» What the exercise asks
Search the material for "facts" and show all lines that contain it.

[Rows from a dataset]
***

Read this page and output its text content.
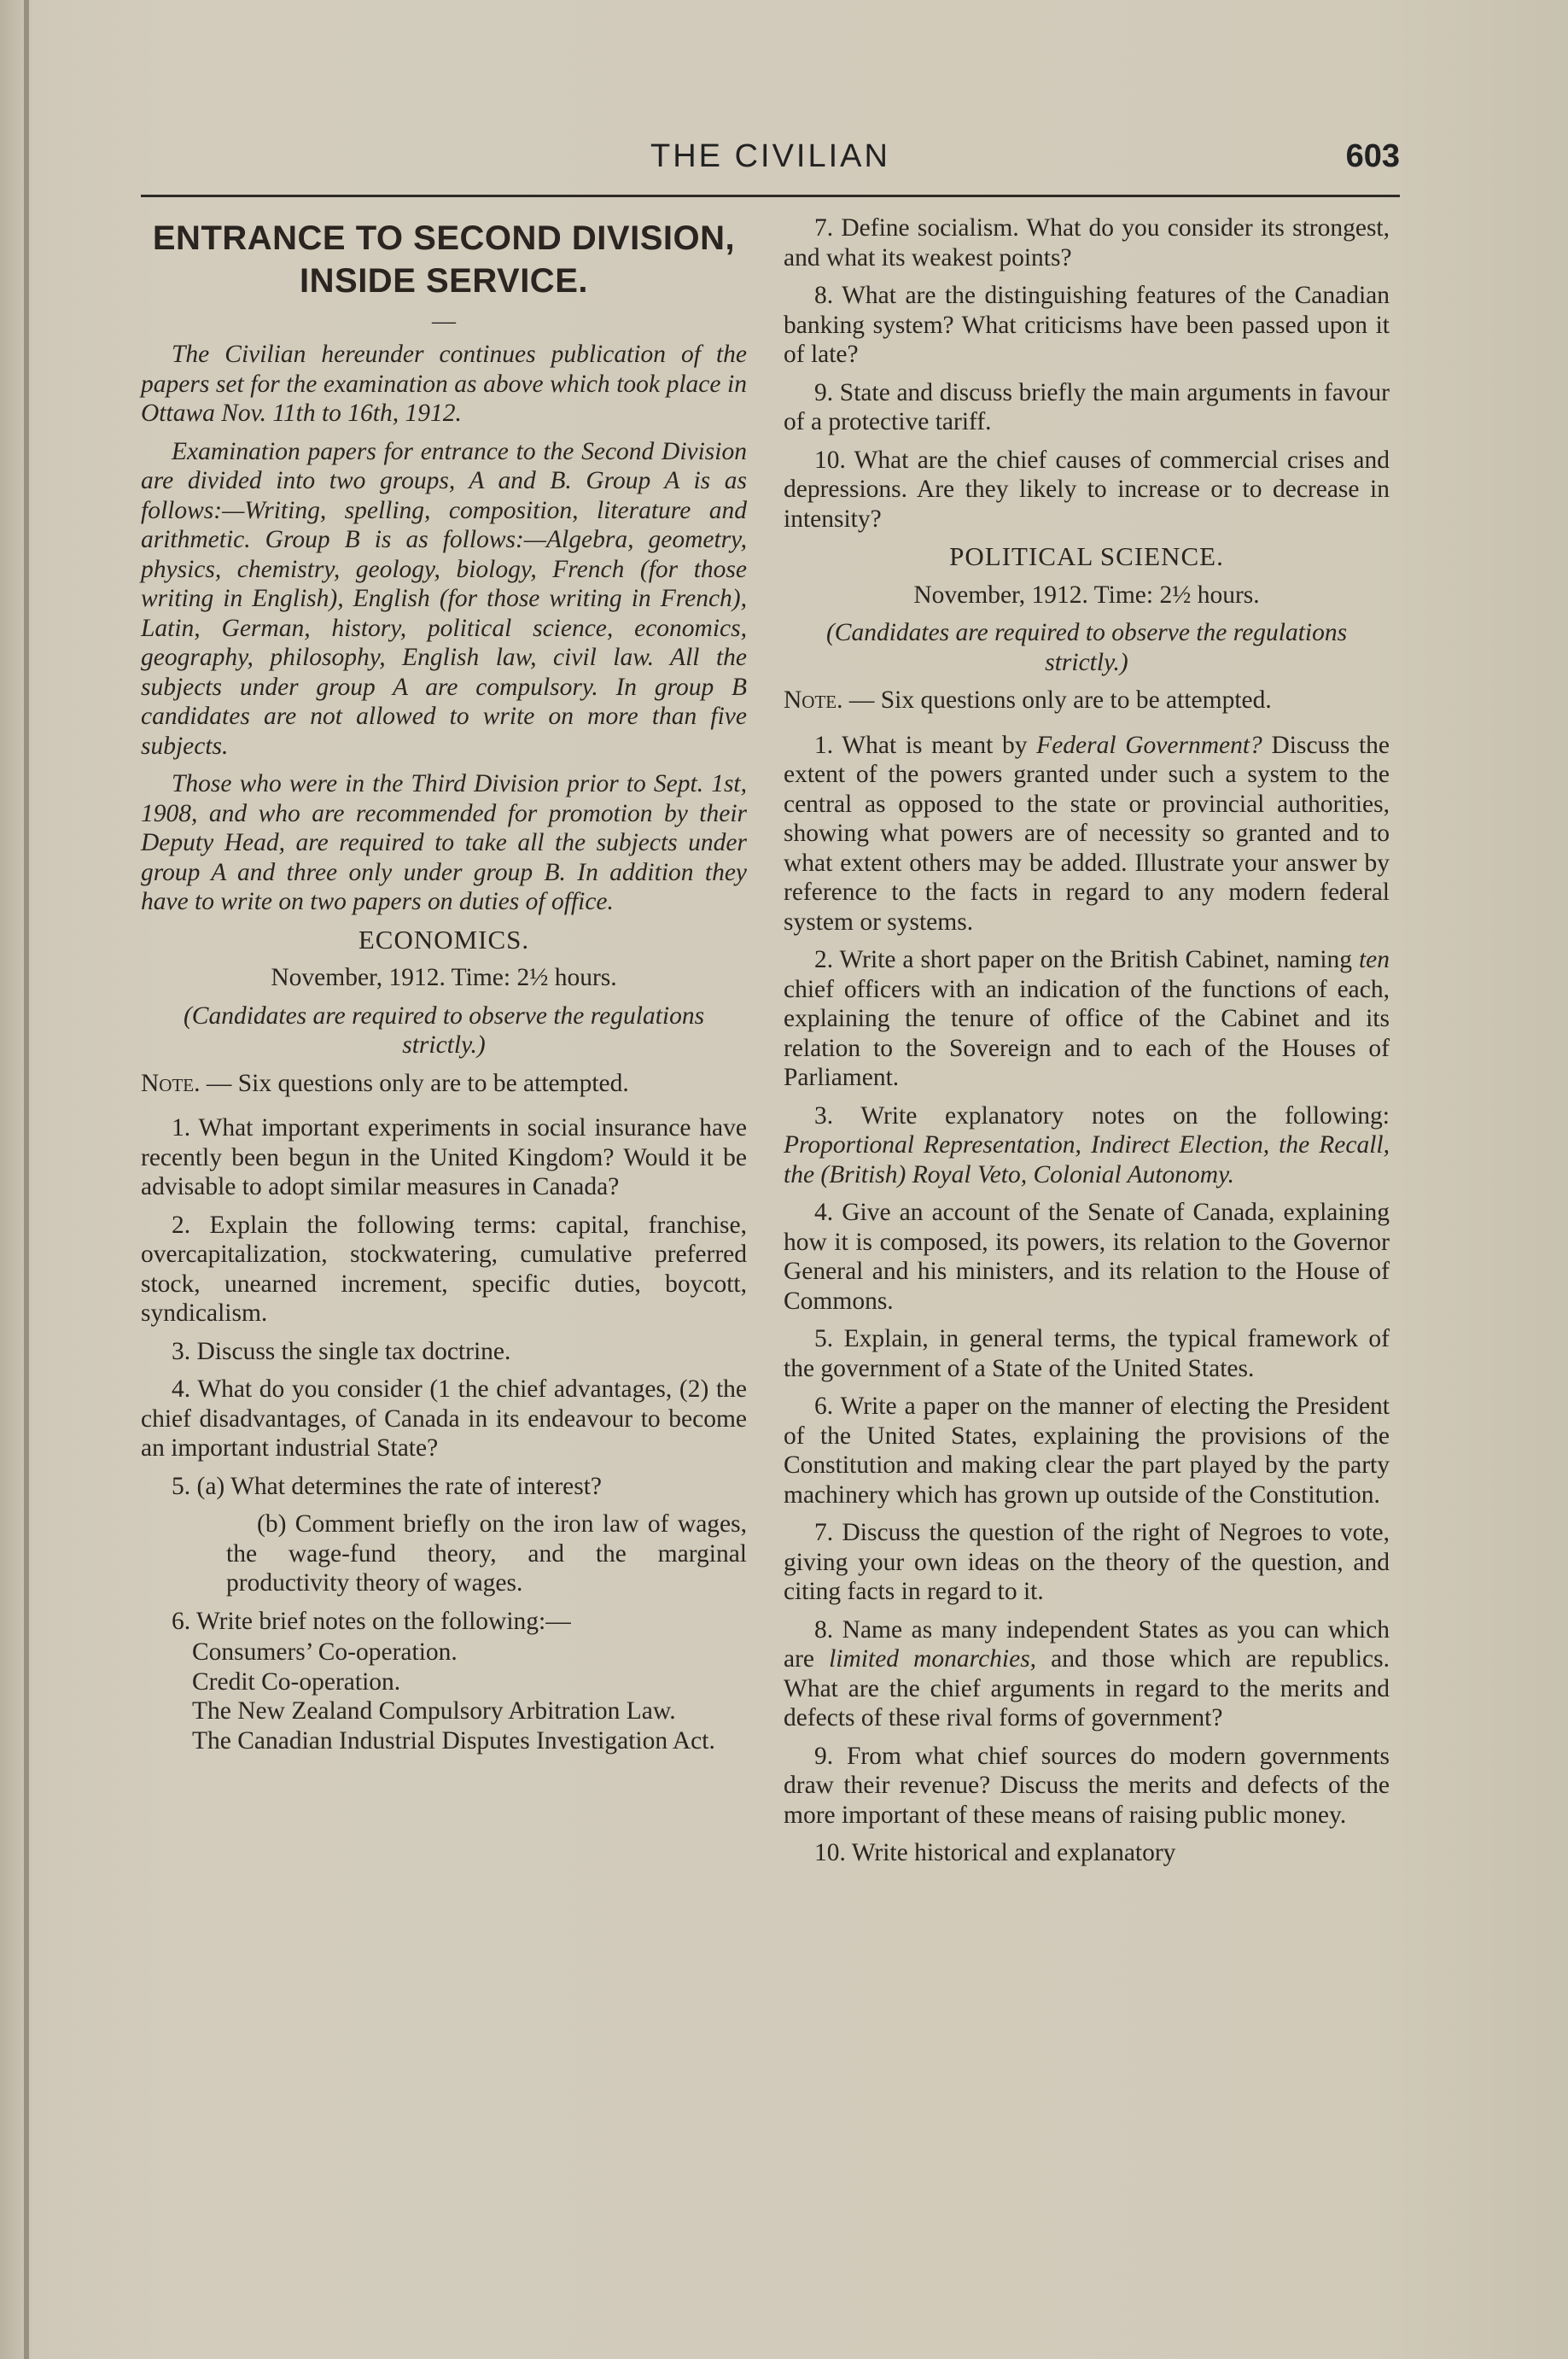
THE CIVILIAN	603
ENTRANCE TO SECOND DIVISION, INSIDE SERVICE.
—

The Civilian hereunder continues publication of the papers set for the examination as above which took place in Ottawa Nov. 11th to 16th, 1912.

Examination papers for entrance to the Second Division are divided into two groups, A and B. Group A is as follows:—Writing, spelling, composition, literature and arithmetic. Group B is as follows:—Algebra, geometry, physics, chemistry, geology, biology, French (for those writing in English), English (for those writing in French), Latin, German, history, political science, economics, geography, philosophy, English law, civil law. All the subjects under group A are compulsory. In group B candidates are not allowed to write on more than five subjects.

Those who were in the Third Division prior to Sept. 1st, 1908, and who are recommended for promotion by their Deputy Head, are required to take all the subjects under group A and three only under group B. In addition they have to write on two papers on duties of office.

ECONOMICS.

November, 1912. Time: 2½ hours.

(Candidates are required to observe the regulations strictly.)

Note. — Six questions only are to be attempted.

1. What important experiments in social insurance have recently been begun in the United Kingdom? Would it be advisable to adopt similar measures in Canada?

2. Explain the following terms: capital, franchise, overcapitalization, stockwatering, cumulative preferred stock, unearned increment, specific duties, boycott, syndicalism.

3. Discuss the single tax doctrine.

4. What do you consider (1 the chief advantages, (2) the chief disadvantages, of Canada in its endeavour to become an important industrial State?

5. (a) What determines the rate of interest?

(b) Comment briefly on the iron law of wages, the wage-fund theory, and the marginal productivity theory of wages.

6. Write brief notes on the following:—

Consumers’ Co-operation.
Credit Co-operation.
The New Zealand Compulsory Arbitration Law.
The Canadian Industrial Disputes Investigation Act.

7. Define socialism. What do you consider its strongest, and what its weakest points?

8. What are the distinguishing features of the Canadian banking system? What criticisms have been passed upon it of late?

9. State and discuss briefly the main arguments in favour of a protective tariff.

10. What are the chief causes of commercial crises and depressions. Are they likely to increase or to decrease in intensity?

POLITICAL SCIENCE.

November, 1912. Time: 2½ hours.

(Candidates are required to observe the regulations strictly.)

Note. — Six questions only are to be attempted.

1. What is meant by Federal Government? Discuss the extent of the powers granted under such a system to the central as opposed to the state or provincial authorities, showing what powers are of necessity so granted and to what extent others may be added. Illustrate your answer by reference to the facts in regard to any modern federal system or systems.

2. Write a short paper on the British Cabinet, naming ten chief officers with an indication of the functions of each, explaining the tenure of office of the Cabinet and its relation to the Sovereign and to each of the Houses of Parliament.

3. Write explanatory notes on the following: Proportional Representation, Indirect Election, the Recall, the (British) Royal Veto, Colonial Autonomy.

4. Give an account of the Senate of Canada, explaining how it is composed, its powers, its relation to the Governor General and his ministers, and its relation to the House of Commons.

5. Explain, in general terms, the typical framework of the government of a State of the United States.

6. Write a paper on the manner of electing the President of the United States, explaining the provisions of the Constitution and making clear the part played by the party machinery which has grown up outside of the Constitution.

7. Discuss the question of the right of Negroes to vote, giving your own ideas on the theory of the question, and citing facts in regard to it.

8. Name as many independent States as you can which are limited monarchies, and those which are republics. What are the chief arguments in regard to the merits and defects of these rival forms of government?

9. From what chief sources do modern governments draw their revenue? Discuss the merits and defects of the more important of these means of raising public money.

10. Write historical and explanatory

***

» Answer to the exercise
1. What is meant by Federal Government? Discuss the extent of the powers granted under such a system to the central as opposed to the state or provincial authorities, showing what powers are of necessity so granted and to what extent others may be added. Illustrate your answer by reference to the facts in regard to any modern federal system or systems.
7. Discuss the question of the right of Negroes to vote, giving your own ideas on the theory of the question, and citing facts in regard to it.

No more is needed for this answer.